═══ DATASET ROWS ═══
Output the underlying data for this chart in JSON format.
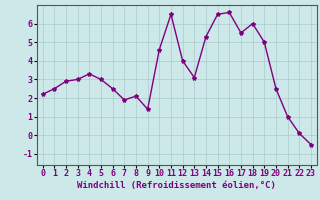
{
  "x": [
    0,
    1,
    2,
    3,
    4,
    5,
    6,
    7,
    8,
    9,
    10,
    11,
    12,
    13,
    14,
    15,
    16,
    17,
    18,
    19,
    20,
    21,
    22,
    23
  ],
  "y": [
    2.2,
    2.5,
    2.9,
    3.0,
    3.3,
    3.0,
    2.5,
    1.9,
    2.1,
    1.4,
    4.6,
    6.5,
    4.0,
    3.1,
    5.3,
    6.5,
    6.6,
    5.5,
    6.0,
    5.0,
    2.5,
    1.0,
    0.1,
    -0.5
  ],
  "line_color": "#800080",
  "marker": "*",
  "marker_size": 3,
  "bg_color": "#cce8e8",
  "grid_color": "#aacccc",
  "xlabel": "Windchill (Refroidissement éolien,°C)",
  "xlabel_fontsize": 6.5,
  "ylabel_ticks": [
    -1,
    0,
    1,
    2,
    3,
    4,
    5,
    6
  ],
  "xtick_labels": [
    "0",
    "1",
    "2",
    "3",
    "4",
    "5",
    "6",
    "7",
    "8",
    "9",
    "10",
    "11",
    "12",
    "13",
    "14",
    "15",
    "16",
    "17",
    "18",
    "19",
    "20",
    "21",
    "22",
    "23"
  ],
  "ylim": [
    -1.6,
    7.0
  ],
  "xlim": [
    -0.5,
    23.5
  ],
  "tick_fontsize": 6.0,
  "label_color": "#800080",
  "line_width": 1.0
}
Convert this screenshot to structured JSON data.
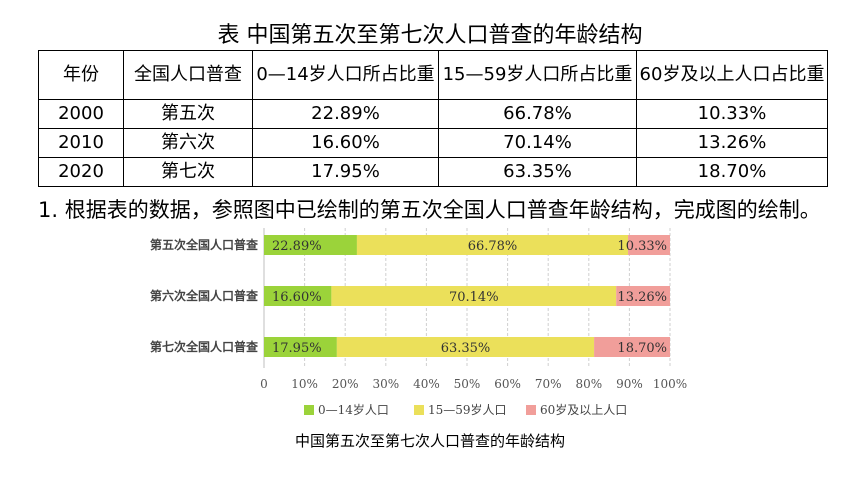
{
  "table_title": "表 中国第五次至第七次人口普查的年龄结构",
  "table": {
    "headers": [
      "年份",
      "全国人口普查",
      "0—14岁人口所占比重",
      "15—59岁人口所占比重",
      "60岁及以上人口占比重"
    ],
    "rows": [
      [
        "2000",
        "第五次",
        "22.89%",
        "66.78%",
        "10.33%"
      ],
      [
        "2010",
        "第六次",
        "16.60%",
        "70.14%",
        "13.26%"
      ],
      [
        "2020",
        "第七次",
        "17.95%",
        "63.35%",
        "18.70%"
      ]
    ]
  },
  "question": "1. 根据表的数据，参照图中已绘制的第五次全国人口普查年龄结构，完成图的绘制。",
  "chart_caption": "中国第五次至第七次人口普查的年龄结构",
  "chart_data": {
    "type": "bar",
    "orientation": "horizontal",
    "stacked": true,
    "categories": [
      "第五次全国人口普查",
      "第六次全国人口普查",
      "第七次全国人口普查"
    ],
    "series": [
      {
        "name": "0—14岁人口",
        "values": [
          22.89,
          16.6,
          17.95
        ],
        "labels": [
          "22.89%",
          "16.60%",
          "17.95%"
        ],
        "color": "#9bd33a"
      },
      {
        "name": "15—59岁人口",
        "values": [
          66.78,
          70.14,
          63.35
        ],
        "labels": [
          "66.78%",
          "70.14%",
          "63.35%"
        ],
        "color": "#ebe05a"
      },
      {
        "name": "60岁及以上人口",
        "values": [
          10.33,
          13.26,
          18.7
        ],
        "labels": [
          "10.33%",
          "13.26%",
          "18.70%"
        ],
        "color": "#f19e9a"
      }
    ],
    "xlim": [
      0,
      100
    ],
    "xticks": [
      "0",
      "10%",
      "20%",
      "30%",
      "40%",
      "50%",
      "60%",
      "70%",
      "80%",
      "90%",
      "100%"
    ],
    "grid": true,
    "legend": "bottom"
  }
}
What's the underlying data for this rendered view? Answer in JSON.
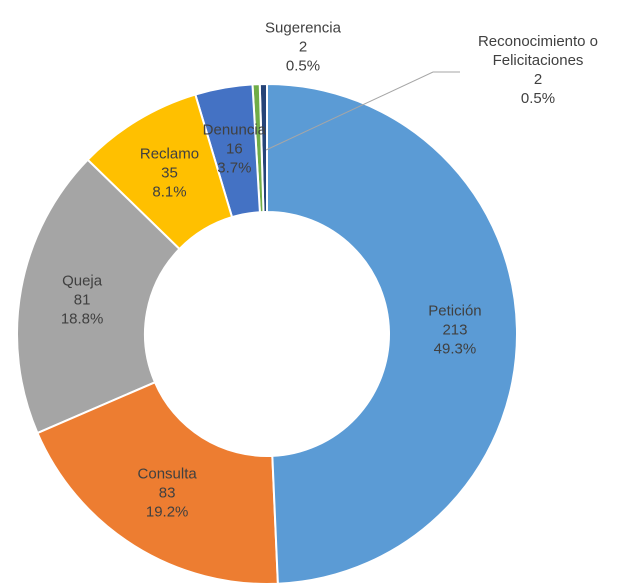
{
  "chart_data": {
    "type": "donut",
    "categories": [
      "Petición",
      "Consulta",
      "Queja",
      "Reclamo",
      "Denuncia",
      "Sugerencia",
      "Reconocimiento o Felicitaciones"
    ],
    "values": [
      213,
      83,
      81,
      35,
      16,
      2,
      2
    ],
    "percent_labels": [
      "49.3%",
      "19.2%",
      "18.8%",
      "8.1%",
      "3.7%",
      "0.5%",
      "0.5%"
    ],
    "colors": [
      "#5b9bd5",
      "#ed7d31",
      "#a5a5a5",
      "#ffc000",
      "#4472c4",
      "#70ad47",
      "#264478"
    ]
  }
}
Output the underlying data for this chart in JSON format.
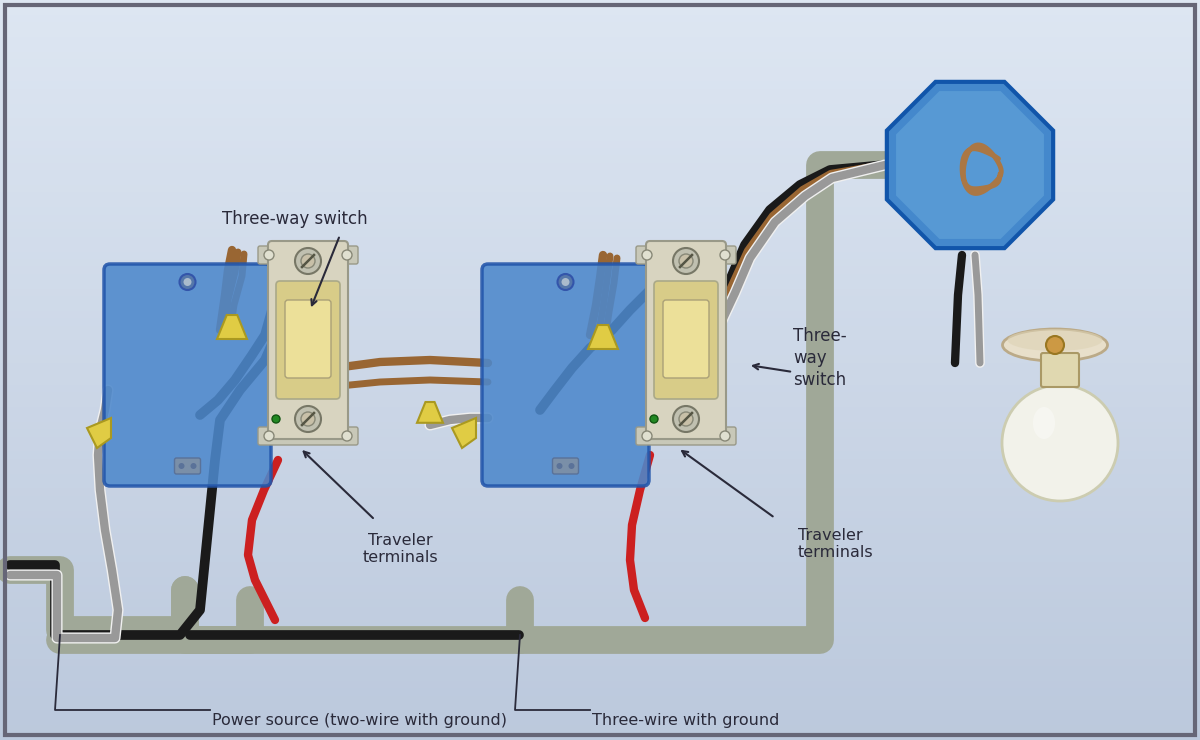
{
  "bg_color": "#cdd6e8",
  "bg_gradient_top": "#dde6f2",
  "border_color": "#666677",
  "box_color": "#4d88cc",
  "box_border": "#2255aa",
  "switch_plate_color": "#d8d4c0",
  "switch_body_color": "#e0d898",
  "switch_metal_color": "#c0c0b0",
  "wire_black": "#1a1a1a",
  "wire_white": "#f0f0f0",
  "wire_white_outline": "#aaaaaa",
  "wire_red": "#cc2020",
  "wire_brown": "#996633",
  "wire_gray_conduit": "#a0a898",
  "wire_nut_color": "#e0cc44",
  "wire_nut_border": "#aa9920",
  "oct_fill": "#4488cc",
  "oct_inner": "#6aabdd",
  "oct_border": "#1155aa",
  "coil_color": "#aa7744",
  "bulb_color": "#f2f2ea",
  "bulb_base_color": "#e0d8b0",
  "fixture_color": "#e8dfca",
  "text_color": "#2a2a3a",
  "label_fs": 11.5,
  "label_three_way_1": "Three-way switch",
  "label_three_way_2": "Three-\nway\nswitch",
  "label_traveler_1": "Traveler\nterminals",
  "label_traveler_2": "Traveler\nterminals",
  "label_power": "Power source (two-wire with ground)",
  "label_three_wire": "Three-wire with ground"
}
═══
PROBLEM:
Select, from the listing, all lines that include the word "nterminals".

RESULT OF THIS EXERCISE:
  "label_traveler_1": "Traveler\nterminals",
  "label_traveler_2": "Traveler\nterminals",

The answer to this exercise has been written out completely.